● **OBJECTIVE**
Please determine how many lines of the material include the word "JSON", and respond with nothing but that number.

Data tied to figure images:
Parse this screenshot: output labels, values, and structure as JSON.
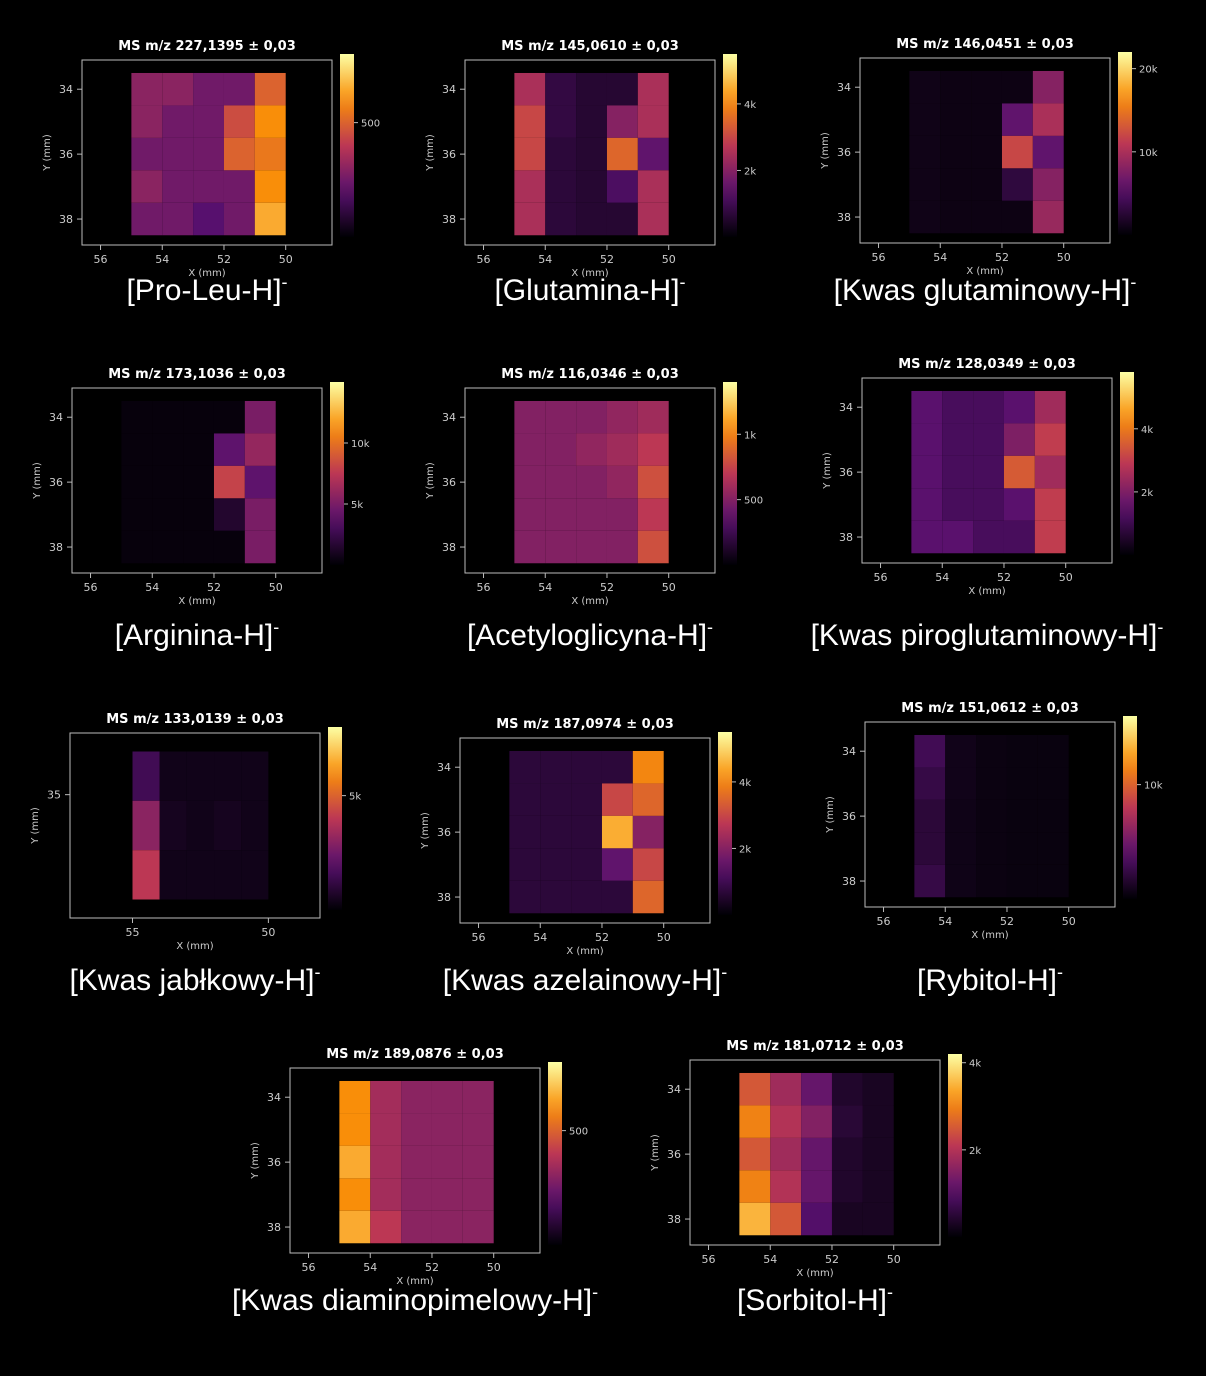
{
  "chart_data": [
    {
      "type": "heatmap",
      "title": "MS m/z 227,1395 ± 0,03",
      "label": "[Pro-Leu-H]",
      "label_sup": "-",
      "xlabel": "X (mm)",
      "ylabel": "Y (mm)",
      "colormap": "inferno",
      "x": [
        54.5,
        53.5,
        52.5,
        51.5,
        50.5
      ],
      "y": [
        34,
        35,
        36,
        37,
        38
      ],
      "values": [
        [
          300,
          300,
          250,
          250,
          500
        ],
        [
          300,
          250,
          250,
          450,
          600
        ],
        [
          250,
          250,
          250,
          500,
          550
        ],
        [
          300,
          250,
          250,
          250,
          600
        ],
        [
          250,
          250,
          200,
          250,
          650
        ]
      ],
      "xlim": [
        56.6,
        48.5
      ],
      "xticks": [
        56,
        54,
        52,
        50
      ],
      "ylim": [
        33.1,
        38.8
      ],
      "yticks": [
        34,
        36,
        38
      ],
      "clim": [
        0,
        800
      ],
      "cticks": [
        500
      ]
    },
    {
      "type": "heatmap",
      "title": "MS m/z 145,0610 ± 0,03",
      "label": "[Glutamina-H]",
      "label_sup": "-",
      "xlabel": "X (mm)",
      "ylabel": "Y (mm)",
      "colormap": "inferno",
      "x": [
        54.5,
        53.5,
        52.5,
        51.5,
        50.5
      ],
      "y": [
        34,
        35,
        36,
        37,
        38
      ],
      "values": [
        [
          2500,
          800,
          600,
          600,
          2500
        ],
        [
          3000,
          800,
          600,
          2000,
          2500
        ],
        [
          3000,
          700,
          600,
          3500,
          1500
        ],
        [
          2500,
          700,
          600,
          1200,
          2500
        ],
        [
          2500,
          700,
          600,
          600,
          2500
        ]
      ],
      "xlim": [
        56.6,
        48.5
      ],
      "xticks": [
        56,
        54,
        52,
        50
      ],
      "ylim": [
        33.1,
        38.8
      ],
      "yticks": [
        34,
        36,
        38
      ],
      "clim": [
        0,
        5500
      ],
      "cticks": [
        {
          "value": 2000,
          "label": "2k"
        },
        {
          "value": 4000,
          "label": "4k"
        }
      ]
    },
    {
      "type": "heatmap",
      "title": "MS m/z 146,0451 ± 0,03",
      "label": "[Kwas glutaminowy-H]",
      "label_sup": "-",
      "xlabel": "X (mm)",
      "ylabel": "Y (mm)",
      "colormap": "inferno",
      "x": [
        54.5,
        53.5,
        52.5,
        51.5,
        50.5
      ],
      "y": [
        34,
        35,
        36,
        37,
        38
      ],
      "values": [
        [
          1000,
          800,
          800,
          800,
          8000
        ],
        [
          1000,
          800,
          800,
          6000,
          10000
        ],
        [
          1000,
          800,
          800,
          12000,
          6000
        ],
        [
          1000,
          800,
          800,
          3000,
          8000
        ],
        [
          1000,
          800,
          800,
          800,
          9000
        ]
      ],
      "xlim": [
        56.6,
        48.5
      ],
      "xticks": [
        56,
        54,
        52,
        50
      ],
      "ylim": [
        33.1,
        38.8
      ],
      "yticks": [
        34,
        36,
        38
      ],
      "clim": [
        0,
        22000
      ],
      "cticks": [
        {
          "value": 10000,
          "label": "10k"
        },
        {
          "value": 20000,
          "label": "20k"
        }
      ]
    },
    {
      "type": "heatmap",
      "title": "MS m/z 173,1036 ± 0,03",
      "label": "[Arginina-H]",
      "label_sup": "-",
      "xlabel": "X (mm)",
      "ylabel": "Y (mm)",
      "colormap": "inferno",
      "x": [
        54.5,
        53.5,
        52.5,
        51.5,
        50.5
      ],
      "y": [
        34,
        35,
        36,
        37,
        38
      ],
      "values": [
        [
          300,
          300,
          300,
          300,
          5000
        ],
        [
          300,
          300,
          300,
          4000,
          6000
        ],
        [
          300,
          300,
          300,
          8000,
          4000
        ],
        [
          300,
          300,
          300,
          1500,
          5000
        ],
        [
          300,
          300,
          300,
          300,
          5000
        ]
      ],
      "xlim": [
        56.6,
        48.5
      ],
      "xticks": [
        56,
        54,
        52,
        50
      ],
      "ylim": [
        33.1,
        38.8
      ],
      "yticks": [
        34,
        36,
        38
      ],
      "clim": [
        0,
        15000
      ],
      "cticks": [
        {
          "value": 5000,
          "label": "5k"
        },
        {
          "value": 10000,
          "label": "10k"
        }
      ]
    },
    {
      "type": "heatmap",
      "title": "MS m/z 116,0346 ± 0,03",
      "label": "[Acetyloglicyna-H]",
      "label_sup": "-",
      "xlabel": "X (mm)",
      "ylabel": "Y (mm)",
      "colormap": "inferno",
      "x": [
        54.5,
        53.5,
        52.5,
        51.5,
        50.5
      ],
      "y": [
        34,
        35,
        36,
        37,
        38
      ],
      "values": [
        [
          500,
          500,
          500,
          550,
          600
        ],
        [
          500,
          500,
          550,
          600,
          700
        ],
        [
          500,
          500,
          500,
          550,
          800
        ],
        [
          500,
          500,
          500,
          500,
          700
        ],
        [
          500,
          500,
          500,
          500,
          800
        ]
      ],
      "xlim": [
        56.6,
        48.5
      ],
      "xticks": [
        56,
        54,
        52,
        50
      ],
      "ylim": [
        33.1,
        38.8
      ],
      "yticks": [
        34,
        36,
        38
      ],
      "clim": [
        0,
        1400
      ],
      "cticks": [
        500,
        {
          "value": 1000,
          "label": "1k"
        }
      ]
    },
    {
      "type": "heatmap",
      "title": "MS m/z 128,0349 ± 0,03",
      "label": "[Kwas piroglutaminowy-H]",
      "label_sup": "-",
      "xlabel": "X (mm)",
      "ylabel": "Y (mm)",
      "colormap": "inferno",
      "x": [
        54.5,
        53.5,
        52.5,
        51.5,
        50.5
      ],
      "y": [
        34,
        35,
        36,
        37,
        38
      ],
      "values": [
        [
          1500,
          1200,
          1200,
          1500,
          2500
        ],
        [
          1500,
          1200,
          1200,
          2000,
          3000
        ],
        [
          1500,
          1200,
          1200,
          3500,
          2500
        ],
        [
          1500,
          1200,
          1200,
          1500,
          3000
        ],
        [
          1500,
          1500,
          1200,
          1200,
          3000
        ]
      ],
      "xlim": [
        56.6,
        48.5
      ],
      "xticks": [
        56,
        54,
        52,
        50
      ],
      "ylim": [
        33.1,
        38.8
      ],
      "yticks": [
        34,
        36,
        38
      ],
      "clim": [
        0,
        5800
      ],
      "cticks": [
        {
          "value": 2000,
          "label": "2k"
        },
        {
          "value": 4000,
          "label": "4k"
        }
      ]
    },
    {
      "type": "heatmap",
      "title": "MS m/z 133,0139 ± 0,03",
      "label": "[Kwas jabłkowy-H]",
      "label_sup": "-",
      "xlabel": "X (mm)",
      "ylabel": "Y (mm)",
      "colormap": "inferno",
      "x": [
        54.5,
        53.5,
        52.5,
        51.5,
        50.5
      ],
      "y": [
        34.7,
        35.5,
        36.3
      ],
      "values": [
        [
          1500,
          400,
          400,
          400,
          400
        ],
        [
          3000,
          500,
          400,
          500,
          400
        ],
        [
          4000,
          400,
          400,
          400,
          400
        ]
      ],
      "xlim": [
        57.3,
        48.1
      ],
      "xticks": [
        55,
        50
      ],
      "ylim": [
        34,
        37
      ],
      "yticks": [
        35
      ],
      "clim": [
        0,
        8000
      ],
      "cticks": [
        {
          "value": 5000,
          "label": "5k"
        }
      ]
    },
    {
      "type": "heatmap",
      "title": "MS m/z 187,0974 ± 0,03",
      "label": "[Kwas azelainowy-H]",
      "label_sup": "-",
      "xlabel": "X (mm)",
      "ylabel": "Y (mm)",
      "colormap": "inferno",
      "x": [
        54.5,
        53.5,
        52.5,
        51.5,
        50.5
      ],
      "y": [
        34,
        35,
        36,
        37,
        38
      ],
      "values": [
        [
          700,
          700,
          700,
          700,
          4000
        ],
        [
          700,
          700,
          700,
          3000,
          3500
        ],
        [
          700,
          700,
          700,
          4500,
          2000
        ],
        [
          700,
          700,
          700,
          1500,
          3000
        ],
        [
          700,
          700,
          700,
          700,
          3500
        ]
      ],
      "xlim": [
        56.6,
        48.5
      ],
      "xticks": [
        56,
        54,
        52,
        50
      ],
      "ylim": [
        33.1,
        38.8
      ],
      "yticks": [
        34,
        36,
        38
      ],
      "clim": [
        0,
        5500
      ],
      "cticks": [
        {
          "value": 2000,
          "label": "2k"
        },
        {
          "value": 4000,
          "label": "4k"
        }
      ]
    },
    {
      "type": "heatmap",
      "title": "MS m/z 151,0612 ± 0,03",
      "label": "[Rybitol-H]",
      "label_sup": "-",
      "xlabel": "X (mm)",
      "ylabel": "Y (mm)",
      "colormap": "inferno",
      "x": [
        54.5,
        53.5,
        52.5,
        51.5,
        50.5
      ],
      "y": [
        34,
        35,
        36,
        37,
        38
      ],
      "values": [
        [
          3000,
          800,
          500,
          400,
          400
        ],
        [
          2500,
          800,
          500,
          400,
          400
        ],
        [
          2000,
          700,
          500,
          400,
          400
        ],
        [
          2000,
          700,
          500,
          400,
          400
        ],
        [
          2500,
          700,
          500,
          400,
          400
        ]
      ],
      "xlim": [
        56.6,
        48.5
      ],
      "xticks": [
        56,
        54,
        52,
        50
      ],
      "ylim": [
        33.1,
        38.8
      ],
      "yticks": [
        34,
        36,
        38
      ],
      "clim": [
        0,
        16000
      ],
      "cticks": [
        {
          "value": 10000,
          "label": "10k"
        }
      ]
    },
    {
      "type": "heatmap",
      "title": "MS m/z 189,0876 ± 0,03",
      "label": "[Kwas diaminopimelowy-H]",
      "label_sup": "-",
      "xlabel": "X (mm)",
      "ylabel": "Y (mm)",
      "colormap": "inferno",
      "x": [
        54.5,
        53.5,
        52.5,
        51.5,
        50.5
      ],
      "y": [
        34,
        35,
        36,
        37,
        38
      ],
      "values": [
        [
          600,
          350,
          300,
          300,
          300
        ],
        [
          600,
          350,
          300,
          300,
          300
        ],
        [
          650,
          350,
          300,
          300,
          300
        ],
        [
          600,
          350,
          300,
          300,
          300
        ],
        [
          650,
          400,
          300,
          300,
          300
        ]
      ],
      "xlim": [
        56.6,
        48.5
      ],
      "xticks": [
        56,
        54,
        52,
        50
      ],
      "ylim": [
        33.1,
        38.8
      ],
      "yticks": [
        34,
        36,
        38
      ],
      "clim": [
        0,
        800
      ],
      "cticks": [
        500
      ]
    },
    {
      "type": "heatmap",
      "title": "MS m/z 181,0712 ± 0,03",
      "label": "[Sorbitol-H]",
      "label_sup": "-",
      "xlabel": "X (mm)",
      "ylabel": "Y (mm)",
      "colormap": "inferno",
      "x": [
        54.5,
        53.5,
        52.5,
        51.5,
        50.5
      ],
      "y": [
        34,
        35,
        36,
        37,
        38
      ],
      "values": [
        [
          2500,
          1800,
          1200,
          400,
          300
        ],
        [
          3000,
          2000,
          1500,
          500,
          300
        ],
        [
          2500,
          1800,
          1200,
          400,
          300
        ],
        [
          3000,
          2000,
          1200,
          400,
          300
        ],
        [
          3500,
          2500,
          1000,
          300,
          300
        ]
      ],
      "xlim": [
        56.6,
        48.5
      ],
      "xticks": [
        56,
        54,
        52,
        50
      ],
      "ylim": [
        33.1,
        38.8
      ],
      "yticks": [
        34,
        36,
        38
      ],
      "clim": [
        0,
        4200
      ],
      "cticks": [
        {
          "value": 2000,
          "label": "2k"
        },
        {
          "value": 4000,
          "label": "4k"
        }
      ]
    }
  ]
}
--
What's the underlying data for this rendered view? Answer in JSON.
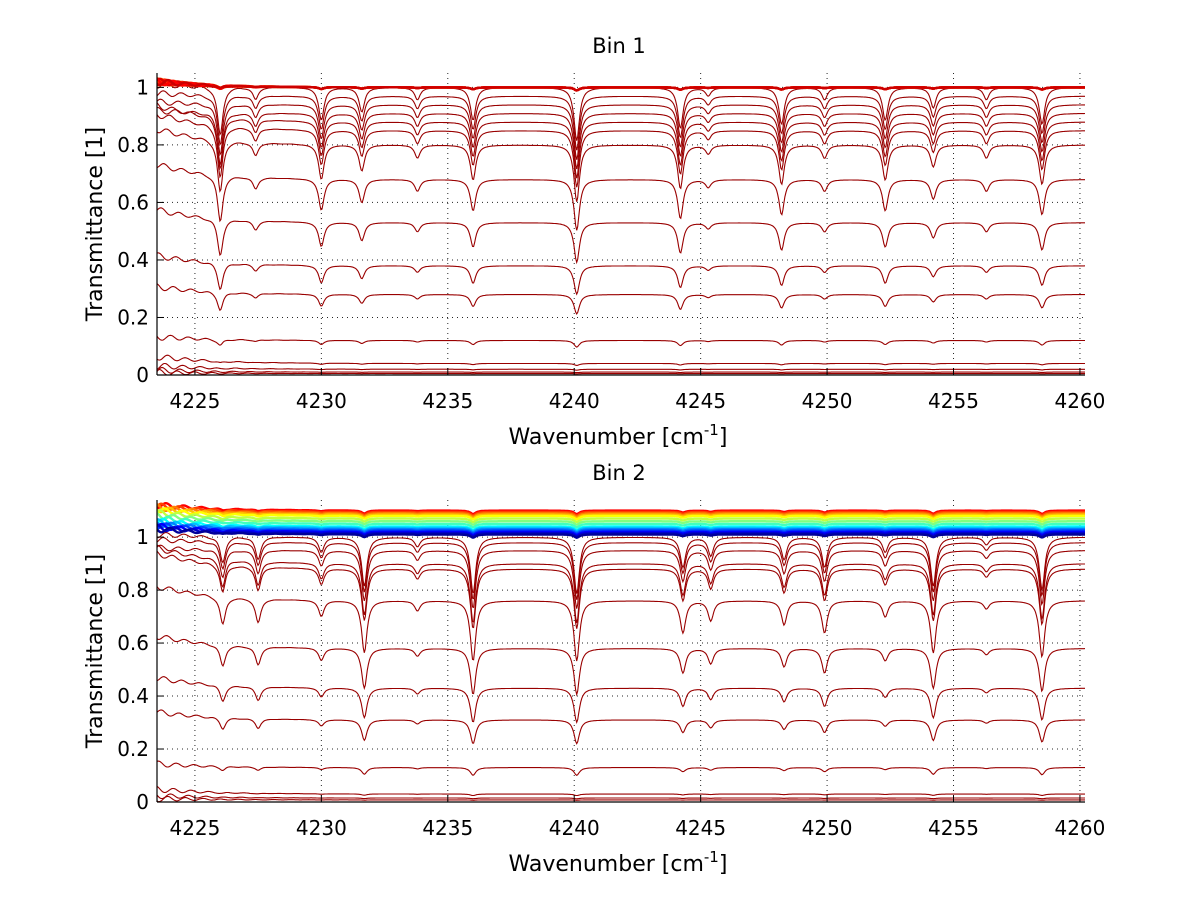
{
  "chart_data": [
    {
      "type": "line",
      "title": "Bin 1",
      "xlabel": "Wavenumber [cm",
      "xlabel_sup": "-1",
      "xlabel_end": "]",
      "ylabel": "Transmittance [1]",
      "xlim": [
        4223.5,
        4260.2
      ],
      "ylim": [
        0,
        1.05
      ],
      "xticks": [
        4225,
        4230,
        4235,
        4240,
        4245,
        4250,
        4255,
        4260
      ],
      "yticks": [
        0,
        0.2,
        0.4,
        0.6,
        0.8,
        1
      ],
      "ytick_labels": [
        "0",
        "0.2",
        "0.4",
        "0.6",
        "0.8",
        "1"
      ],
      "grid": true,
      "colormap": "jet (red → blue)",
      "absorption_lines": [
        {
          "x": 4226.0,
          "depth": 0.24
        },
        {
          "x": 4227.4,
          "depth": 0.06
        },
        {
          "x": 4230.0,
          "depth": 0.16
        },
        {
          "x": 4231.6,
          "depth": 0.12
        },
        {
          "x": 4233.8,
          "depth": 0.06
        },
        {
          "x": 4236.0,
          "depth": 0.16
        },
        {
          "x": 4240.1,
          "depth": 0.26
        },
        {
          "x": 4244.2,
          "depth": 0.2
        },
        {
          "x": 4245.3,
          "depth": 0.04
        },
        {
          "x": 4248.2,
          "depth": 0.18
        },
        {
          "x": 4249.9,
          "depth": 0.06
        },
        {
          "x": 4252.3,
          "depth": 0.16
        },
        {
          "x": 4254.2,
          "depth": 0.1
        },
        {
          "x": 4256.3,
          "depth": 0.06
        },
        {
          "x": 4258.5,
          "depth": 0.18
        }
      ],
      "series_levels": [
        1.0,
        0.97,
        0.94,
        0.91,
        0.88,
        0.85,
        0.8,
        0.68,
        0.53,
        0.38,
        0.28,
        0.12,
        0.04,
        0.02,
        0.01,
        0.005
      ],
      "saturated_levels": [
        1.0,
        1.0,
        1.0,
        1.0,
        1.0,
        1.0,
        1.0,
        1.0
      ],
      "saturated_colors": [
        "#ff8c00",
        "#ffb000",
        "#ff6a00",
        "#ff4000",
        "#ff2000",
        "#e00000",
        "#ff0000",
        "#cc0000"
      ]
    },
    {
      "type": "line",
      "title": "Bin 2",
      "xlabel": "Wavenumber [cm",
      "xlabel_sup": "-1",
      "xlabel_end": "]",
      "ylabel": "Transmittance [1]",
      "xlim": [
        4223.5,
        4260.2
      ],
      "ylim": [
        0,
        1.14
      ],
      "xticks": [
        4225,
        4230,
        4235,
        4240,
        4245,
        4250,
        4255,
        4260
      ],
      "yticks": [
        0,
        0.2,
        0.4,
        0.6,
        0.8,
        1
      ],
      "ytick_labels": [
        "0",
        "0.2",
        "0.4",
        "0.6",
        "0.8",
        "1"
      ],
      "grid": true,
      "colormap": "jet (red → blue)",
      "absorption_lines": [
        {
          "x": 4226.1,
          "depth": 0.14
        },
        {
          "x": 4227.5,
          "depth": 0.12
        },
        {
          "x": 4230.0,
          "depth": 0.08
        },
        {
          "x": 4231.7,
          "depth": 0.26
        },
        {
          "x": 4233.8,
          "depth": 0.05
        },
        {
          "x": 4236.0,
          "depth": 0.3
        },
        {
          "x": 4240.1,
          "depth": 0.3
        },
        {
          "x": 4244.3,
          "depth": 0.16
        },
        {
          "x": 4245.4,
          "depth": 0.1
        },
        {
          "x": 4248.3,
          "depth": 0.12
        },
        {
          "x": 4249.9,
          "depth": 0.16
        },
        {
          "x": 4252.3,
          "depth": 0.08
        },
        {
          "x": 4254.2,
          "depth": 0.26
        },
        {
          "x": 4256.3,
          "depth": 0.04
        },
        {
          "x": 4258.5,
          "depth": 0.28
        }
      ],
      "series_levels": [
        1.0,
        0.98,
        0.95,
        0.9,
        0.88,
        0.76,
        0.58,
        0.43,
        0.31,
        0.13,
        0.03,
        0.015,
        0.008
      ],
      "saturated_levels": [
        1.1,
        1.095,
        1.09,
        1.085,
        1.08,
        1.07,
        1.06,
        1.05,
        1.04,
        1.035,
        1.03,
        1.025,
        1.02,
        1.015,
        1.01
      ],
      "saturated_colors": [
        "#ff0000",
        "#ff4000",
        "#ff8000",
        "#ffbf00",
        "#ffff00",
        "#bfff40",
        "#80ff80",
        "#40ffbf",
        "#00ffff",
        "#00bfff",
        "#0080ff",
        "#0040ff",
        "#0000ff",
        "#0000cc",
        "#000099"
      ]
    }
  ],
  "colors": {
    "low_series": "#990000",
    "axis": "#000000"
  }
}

● **CORRECT RESULT**
2